• [PROBLEM] Copy out each line below exactly as it appears.

• [Stored data]

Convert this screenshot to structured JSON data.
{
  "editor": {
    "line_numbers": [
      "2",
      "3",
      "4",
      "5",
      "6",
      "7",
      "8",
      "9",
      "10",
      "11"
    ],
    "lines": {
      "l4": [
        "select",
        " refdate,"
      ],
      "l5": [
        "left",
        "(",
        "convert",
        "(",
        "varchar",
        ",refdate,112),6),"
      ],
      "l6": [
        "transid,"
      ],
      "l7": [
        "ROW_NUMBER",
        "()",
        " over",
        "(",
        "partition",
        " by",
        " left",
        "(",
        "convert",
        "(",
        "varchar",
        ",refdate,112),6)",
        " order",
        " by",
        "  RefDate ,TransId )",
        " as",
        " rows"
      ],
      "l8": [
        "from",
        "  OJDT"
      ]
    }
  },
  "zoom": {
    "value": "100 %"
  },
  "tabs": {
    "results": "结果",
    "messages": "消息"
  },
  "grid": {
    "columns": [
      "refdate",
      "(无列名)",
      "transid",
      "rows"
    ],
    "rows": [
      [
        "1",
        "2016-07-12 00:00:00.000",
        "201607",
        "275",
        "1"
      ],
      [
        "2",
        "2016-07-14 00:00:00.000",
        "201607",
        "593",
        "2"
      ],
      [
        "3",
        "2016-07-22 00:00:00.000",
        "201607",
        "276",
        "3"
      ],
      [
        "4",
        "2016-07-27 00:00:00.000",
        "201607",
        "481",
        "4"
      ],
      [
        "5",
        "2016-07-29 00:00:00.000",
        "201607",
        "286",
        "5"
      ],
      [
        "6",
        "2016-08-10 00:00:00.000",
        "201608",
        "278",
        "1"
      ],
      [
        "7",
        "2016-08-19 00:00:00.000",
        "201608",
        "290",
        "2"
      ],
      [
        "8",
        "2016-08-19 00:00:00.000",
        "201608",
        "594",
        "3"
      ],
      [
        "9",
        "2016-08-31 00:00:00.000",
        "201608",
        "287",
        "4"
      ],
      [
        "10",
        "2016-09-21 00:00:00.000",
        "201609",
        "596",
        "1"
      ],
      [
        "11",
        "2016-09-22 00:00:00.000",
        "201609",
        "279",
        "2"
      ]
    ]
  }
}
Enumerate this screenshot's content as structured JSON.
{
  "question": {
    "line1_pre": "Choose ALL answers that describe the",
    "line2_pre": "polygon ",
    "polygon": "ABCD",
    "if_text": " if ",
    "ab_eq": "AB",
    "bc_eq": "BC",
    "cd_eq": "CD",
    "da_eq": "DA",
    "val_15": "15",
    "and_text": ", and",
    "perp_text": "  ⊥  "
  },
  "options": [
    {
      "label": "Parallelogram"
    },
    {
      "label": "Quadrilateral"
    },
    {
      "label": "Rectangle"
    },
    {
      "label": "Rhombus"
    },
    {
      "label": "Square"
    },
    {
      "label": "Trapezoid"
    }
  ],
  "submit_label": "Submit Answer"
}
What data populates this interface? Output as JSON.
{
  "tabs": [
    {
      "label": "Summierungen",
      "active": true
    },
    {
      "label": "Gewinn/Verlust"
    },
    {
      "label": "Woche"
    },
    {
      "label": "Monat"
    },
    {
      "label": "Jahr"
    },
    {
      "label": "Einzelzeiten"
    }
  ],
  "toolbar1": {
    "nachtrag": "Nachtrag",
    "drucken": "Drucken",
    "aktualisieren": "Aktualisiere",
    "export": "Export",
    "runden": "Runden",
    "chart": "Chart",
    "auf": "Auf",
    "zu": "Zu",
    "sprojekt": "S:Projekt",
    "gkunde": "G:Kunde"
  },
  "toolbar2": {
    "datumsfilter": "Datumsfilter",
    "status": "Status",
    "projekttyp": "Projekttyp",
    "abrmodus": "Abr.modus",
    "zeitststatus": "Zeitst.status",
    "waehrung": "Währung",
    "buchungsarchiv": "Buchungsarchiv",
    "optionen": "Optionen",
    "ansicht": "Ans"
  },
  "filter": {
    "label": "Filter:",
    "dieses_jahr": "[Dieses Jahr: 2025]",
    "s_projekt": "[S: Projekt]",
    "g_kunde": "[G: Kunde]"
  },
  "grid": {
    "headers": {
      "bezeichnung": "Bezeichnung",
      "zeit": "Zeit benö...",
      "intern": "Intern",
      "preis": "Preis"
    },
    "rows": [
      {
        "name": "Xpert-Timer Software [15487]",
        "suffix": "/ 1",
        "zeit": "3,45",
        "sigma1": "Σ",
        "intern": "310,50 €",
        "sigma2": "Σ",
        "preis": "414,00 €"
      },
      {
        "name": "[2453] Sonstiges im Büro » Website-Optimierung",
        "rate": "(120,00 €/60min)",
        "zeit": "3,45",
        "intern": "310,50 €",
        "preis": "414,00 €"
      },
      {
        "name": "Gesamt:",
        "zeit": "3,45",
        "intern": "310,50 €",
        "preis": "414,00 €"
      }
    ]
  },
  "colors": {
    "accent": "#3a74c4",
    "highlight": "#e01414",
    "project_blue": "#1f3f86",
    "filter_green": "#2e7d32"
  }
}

• [PROBLEM SOLUTION]
Convert this screenshot to structured JSON data.
{
  "editor": {
    "line_numbers": [
      "2",
      "3",
      "4",
      "5",
      "6",
      "7",
      "8",
      "9",
      "10",
      "11"
    ],
    "lines": {
      "l4": [
        "select",
        " refdate,"
      ],
      "l5": [
        "left",
        "(",
        "convert",
        "(",
        "varchar",
        ",refdate,112),6),"
      ],
      "l6": [
        "transid,"
      ],
      "l7": [
        "ROW_NUMBER",
        "()",
        " over",
        "(",
        "partition",
        " by",
        " left",
        "(",
        "convert",
        "(",
        "varchar",
        ",refdate,112),6)",
        " order",
        " by",
        "  RefDate ,TransId )",
        " as",
        " rows"
      ],
      "l8": [
        "from",
        "  OJDT"
      ]
    }
  },
  "zoom": {
    "value": "100 %"
  },
  "tabs": {
    "results": "结果",
    "messages": "消息"
  },
  "grid": {
    "columns": [
      "refdate",
      "(无列名)",
      "transid",
      "rows"
    ],
    "rows": [
      [
        "1",
        "2016-07-12 00:00:00.000",
        "201607",
        "275",
        "1"
      ],
      [
        "2",
        "2016-07-14 00:00:00.000",
        "201607",
        "593",
        "2"
      ],
      [
        "3",
        "2016-07-22 00:00:00.000",
        "201607",
        "276",
        "3"
      ],
      [
        "4",
        "2016-07-27 00:00:00.000",
        "201607",
        "481",
        "4"
      ],
      [
        "5",
        "2016-07-29 00:00:00.000",
        "201607",
        "286",
        "5"
      ],
      [
        "6",
        "2016-08-10 00:00:00.000",
        "201608",
        "278",
        "1"
      ],
      [
        "7",
        "2016-08-19 00:00:00.000",
        "201608",
        "290",
        "2"
      ],
      [
        "8",
        "2016-08-19 00:00:00.000",
        "201608",
        "594",
        "3"
      ],
      [
        "9",
        "2016-08-31 00:00:00.000",
        "201608",
        "287",
        "4"
      ],
      [
        "10",
        "2016-09-21 00:00:00.000",
        "201609",
        "596",
        "1"
      ],
      [
        "11",
        "2016-09-22 00:00:00.000",
        "201609",
        "279",
        "2"
      ]
    ]
  }
}
Enumerate this screenshot's content as structured JSON.
{
  "question": {
    "line1_pre": "Choose ALL answers that describe the",
    "line2_pre": "polygon ",
    "polygon": "ABCD",
    "if_text": " if ",
    "ab_eq": "AB",
    "bc_eq": "BC",
    "cd_eq": "CD",
    "da_eq": "DA",
    "val_15": "15",
    "and_text": ", and",
    "perp_text": "  ⊥  "
  },
  "options": [
    {
      "label": "Parallelogram"
    },
    {
      "label": "Quadrilateral"
    },
    {
      "label": "Rectangle"
    },
    {
      "label": "Rhombus"
    },
    {
      "label": "Square"
    },
    {
      "label": "Trapezoid"
    }
  ],
  "submit_label": "Submit Answer"
}
What data populates this interface? Output as JSON.
{
  "tabs": [
    {
      "label": "Summierungen",
      "active": true
    },
    {
      "label": "Gewinn/Verlust"
    },
    {
      "label": "Woche"
    },
    {
      "label": "Monat"
    },
    {
      "label": "Jahr"
    },
    {
      "label": "Einzelzeiten"
    }
  ],
  "toolbar1": {
    "nachtrag": "Nachtrag",
    "drucken": "Drucken",
    "aktualisieren": "Aktualisiere",
    "export": "Export",
    "runden": "Runden",
    "chart": "Chart",
    "auf": "Auf",
    "zu": "Zu",
    "sprojekt": "S:Projekt",
    "gkunde": "G:Kunde"
  },
  "toolbar2": {
    "datumsfilter": "Datumsfilter",
    "status": "Status",
    "projekttyp": "Projekttyp",
    "abrmodus": "Abr.modus",
    "zeitststatus": "Zeitst.status",
    "waehrung": "Währung",
    "buchungsarchiv": "Buchungsarchiv",
    "optionen": "Optionen",
    "ansicht": "Ans"
  },
  "filter": {
    "label": "Filter:",
    "dieses_jahr": "[Dieses Jahr: 2025]",
    "s_projekt": "[S: Projekt]",
    "g_kunde": "[G: Kunde]"
  },
  "grid": {
    "headers": {
      "bezeichnung": "Bezeichnung",
      "zeit": "Zeit benö...",
      "intern": "Intern",
      "preis": "Preis"
    },
    "rows": [
      {
        "name": "Xpert-Timer Software [15487]",
        "suffix": "/ 1",
        "zeit": "3,45",
        "sigma1": "Σ",
        "intern": "310,50 €",
        "sigma2": "Σ",
        "preis": "414,00 €"
      },
      {
        "name": "[2453] Sonstiges im Büro » Website-Optimierung",
        "rate": "(120,00 €/60min)",
        "zeit": "3,45",
        "intern": "310,50 €",
        "preis": "414,00 €"
      },
      {
        "name": "Gesamt:",
        "zeit": "3,45",
        "intern": "310,50 €",
        "preis": "414,00 €"
      }
    ]
  },
  "colors": {
    "accent": "#3a74c4",
    "highlight": "#e01414",
    "project_blue": "#1f3f86",
    "filter_green": "#2e7d32"
  }
}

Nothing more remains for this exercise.